**Material to process**.
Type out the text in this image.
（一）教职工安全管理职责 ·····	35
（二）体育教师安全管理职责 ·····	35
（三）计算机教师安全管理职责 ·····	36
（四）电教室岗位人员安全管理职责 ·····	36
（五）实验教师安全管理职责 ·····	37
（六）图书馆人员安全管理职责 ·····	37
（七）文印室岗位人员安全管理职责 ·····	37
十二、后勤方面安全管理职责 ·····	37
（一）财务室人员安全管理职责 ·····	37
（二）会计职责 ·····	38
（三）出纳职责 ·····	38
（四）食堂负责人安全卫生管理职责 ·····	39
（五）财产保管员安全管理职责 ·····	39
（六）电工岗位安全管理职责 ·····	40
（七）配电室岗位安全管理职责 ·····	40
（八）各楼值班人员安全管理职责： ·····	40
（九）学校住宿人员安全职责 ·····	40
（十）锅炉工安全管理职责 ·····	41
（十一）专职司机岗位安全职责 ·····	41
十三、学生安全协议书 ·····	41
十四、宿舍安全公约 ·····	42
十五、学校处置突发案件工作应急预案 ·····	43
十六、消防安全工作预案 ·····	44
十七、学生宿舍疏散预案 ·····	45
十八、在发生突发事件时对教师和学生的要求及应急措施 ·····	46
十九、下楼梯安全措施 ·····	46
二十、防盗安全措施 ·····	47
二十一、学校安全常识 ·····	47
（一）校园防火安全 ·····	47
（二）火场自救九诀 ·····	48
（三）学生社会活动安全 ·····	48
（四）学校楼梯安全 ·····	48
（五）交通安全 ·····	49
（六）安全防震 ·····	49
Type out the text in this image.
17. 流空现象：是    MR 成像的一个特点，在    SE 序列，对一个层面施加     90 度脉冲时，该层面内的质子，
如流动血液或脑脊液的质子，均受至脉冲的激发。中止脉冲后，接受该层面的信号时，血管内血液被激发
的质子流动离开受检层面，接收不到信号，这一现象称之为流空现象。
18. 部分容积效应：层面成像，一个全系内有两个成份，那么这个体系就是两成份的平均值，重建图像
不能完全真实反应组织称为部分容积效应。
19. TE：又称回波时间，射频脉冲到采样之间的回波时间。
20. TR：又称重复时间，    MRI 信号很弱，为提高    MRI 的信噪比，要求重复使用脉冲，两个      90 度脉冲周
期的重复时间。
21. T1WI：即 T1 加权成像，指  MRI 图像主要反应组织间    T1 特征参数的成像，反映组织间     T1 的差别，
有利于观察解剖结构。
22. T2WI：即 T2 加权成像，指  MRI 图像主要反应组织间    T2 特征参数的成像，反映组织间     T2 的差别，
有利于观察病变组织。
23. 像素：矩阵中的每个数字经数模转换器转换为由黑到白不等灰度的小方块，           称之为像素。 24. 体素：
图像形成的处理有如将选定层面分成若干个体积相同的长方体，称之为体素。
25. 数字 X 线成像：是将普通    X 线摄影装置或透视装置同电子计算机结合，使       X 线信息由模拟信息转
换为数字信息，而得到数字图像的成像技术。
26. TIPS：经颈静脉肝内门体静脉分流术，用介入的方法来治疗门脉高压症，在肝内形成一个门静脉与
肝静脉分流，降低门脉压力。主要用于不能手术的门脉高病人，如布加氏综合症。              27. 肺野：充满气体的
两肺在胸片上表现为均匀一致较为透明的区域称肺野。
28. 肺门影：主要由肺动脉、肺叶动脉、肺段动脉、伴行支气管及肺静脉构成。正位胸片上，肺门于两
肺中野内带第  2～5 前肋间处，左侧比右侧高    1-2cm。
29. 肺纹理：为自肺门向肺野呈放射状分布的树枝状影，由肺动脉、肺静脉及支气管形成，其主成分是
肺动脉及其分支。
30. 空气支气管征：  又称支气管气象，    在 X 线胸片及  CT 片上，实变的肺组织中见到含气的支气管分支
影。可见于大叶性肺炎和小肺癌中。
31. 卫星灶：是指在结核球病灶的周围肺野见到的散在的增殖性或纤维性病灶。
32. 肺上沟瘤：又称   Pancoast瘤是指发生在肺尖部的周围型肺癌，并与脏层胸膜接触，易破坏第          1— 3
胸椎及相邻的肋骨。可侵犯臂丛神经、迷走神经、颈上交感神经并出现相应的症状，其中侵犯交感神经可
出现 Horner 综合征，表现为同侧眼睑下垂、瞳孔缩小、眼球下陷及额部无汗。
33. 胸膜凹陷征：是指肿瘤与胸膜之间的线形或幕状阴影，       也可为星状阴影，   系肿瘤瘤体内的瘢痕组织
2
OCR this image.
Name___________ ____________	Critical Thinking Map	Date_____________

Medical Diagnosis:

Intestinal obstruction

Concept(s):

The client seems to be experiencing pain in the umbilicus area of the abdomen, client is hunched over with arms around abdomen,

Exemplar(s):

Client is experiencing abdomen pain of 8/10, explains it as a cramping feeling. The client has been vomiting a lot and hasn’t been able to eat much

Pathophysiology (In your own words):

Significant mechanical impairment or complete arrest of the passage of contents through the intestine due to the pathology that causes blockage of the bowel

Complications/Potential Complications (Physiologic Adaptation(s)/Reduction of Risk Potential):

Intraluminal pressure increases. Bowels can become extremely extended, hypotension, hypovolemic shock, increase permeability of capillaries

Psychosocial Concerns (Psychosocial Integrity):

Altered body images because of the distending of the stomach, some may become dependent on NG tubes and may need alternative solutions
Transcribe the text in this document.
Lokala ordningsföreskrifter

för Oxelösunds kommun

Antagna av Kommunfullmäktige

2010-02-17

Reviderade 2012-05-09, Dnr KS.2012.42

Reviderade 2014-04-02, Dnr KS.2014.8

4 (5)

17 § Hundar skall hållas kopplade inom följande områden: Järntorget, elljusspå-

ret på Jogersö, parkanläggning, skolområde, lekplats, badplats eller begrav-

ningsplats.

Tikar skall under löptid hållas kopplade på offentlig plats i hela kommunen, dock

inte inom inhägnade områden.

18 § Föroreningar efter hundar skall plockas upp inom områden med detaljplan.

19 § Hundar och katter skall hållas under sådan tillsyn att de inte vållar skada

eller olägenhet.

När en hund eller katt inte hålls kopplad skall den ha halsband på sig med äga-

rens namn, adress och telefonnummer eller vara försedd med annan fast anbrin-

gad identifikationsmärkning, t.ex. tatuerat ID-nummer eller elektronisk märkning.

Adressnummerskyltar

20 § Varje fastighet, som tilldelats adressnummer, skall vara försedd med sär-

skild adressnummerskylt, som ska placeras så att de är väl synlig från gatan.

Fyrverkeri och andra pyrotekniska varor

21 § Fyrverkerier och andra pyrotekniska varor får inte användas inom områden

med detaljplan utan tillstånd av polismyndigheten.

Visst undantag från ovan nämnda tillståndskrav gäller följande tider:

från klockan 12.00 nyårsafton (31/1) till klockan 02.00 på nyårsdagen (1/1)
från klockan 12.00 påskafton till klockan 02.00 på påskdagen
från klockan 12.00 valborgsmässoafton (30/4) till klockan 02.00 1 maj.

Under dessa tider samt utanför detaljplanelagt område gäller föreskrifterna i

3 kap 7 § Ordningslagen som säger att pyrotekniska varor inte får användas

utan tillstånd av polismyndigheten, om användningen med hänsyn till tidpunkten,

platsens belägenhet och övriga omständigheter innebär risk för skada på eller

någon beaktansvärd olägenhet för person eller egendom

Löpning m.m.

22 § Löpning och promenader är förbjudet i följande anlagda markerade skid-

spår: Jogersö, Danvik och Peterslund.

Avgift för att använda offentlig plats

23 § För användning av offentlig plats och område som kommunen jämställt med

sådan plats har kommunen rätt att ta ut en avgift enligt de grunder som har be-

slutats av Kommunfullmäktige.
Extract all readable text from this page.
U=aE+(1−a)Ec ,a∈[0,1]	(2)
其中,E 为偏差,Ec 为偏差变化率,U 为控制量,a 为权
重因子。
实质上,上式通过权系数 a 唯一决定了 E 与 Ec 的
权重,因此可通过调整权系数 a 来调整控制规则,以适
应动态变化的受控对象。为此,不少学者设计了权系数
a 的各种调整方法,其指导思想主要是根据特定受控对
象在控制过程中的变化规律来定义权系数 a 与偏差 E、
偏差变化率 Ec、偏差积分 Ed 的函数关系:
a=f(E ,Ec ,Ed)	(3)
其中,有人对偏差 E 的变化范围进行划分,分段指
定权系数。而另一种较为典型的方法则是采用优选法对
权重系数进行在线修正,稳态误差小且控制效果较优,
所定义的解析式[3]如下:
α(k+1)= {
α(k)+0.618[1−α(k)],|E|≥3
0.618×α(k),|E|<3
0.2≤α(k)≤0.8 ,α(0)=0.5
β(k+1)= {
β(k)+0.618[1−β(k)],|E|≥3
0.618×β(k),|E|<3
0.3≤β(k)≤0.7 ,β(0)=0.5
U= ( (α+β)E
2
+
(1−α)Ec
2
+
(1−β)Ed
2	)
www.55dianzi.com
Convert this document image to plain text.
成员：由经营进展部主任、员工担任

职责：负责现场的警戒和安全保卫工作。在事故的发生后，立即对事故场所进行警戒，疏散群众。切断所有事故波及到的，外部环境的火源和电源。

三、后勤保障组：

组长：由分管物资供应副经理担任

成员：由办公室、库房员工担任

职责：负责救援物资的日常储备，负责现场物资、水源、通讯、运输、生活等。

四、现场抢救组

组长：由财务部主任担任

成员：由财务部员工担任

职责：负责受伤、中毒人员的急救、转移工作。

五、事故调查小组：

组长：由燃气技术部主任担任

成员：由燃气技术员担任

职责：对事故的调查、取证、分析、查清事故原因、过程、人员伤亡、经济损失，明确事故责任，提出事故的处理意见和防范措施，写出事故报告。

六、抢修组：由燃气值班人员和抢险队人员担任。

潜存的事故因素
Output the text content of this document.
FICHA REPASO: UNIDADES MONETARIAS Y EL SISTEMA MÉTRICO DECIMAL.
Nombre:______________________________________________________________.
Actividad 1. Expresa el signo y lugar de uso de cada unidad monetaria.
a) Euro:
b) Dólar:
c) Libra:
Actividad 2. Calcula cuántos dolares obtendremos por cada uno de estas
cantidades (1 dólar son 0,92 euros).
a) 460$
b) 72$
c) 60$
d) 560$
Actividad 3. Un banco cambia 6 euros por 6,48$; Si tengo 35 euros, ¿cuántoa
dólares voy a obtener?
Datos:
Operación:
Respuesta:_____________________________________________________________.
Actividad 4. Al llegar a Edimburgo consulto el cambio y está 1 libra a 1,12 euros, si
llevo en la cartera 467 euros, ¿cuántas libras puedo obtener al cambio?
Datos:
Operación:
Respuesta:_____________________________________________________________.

**Objective**. Repeat word for word the lines running from the line containing "Extract all readable text from this page." to the end of the entries above, inclusive.

**Solution for this exercise**.
Extract all readable text from this page.
U=aE+(1−a)Ec ,a∈[0,1]	(2)
其中,E 为偏差,Ec 为偏差变化率,U 为控制量,a 为权
重因子。
实质上,上式通过权系数 a 唯一决定了 E 与 Ec 的
权重,因此可通过调整权系数 a 来调整控制规则,以适
应动态变化的受控对象。为此,不少学者设计了权系数
a 的各种调整方法,其指导思想主要是根据特定受控对
象在控制过程中的变化规律来定义权系数 a 与偏差 E、
偏差变化率 Ec、偏差积分 Ed 的函数关系:
a=f(E ,Ec ,Ed)	(3)
其中,有人对偏差 E 的变化范围进行划分,分段指
定权系数。而另一种较为典型的方法则是采用优选法对
权重系数进行在线修正,稳态误差小且控制效果较优,
所定义的解析式[3]如下:
α(k+1)= {
α(k)+0.618[1−α(k)],|E|≥3
0.618×α(k),|E|<3
0.2≤α(k)≤0.8 ,α(0)=0.5
β(k+1)= {
β(k)+0.618[1−β(k)],|E|≥3
0.618×β(k),|E|<3
0.3≤β(k)≤0.7 ,β(0)=0.5
U= ( (α+β)E
2
+
(1−α)Ec
2
+
(1−β)Ed
2	)
www.55dianzi.com
Convert this document image to plain text.
成员：由经营进展部主任、员工担任

职责：负责现场的警戒和安全保卫工作。在事故的发生后，立即对事故场所进行警戒，疏散群众。切断所有事故波及到的，外部环境的火源和电源。

三、后勤保障组：

组长：由分管物资供应副经理担任

成员：由办公室、库房员工担任

职责：负责救援物资的日常储备，负责现场物资、水源、通讯、运输、生活等。

四、现场抢救组

组长：由财务部主任担任

成员：由财务部员工担任

职责：负责受伤、中毒人员的急救、转移工作。

五、事故调查小组：

组长：由燃气技术部主任担任

成员：由燃气技术员担任

职责：对事故的调查、取证、分析、查清事故原因、过程、人员伤亡、经济损失，明确事故责任，提出事故的处理意见和防范措施，写出事故报告。

六、抢修组：由燃气值班人员和抢险队人员担任。

潜存的事故因素
Output the text content of this document.
FICHA REPASO: UNIDADES MONETARIAS Y EL SISTEMA MÉTRICO DECIMAL.
Nombre:______________________________________________________________.
Actividad 1. Expresa el signo y lugar de uso de cada unidad monetaria.
a) Euro:
b) Dólar:
c) Libra:
Actividad 2. Calcula cuántos dolares obtendremos por cada uno de estas
cantidades (1 dólar son 0,92 euros).
a) 460$
b) 72$
c) 60$
d) 560$
Actividad 3. Un banco cambia 6 euros por 6,48$; Si tengo 35 euros, ¿cuántoa
dólares voy a obtener?
Datos:
Operación:
Respuesta:_____________________________________________________________.
Actividad 4. Al llegar a Edimburgo consulto el cambio y está 1 libra a 1,12 euros, si
llevo en la cartera 467 euros, ¿cuántas libras puedo obtener al cambio?
Datos:
Operación:
Respuesta:_____________________________________________________________.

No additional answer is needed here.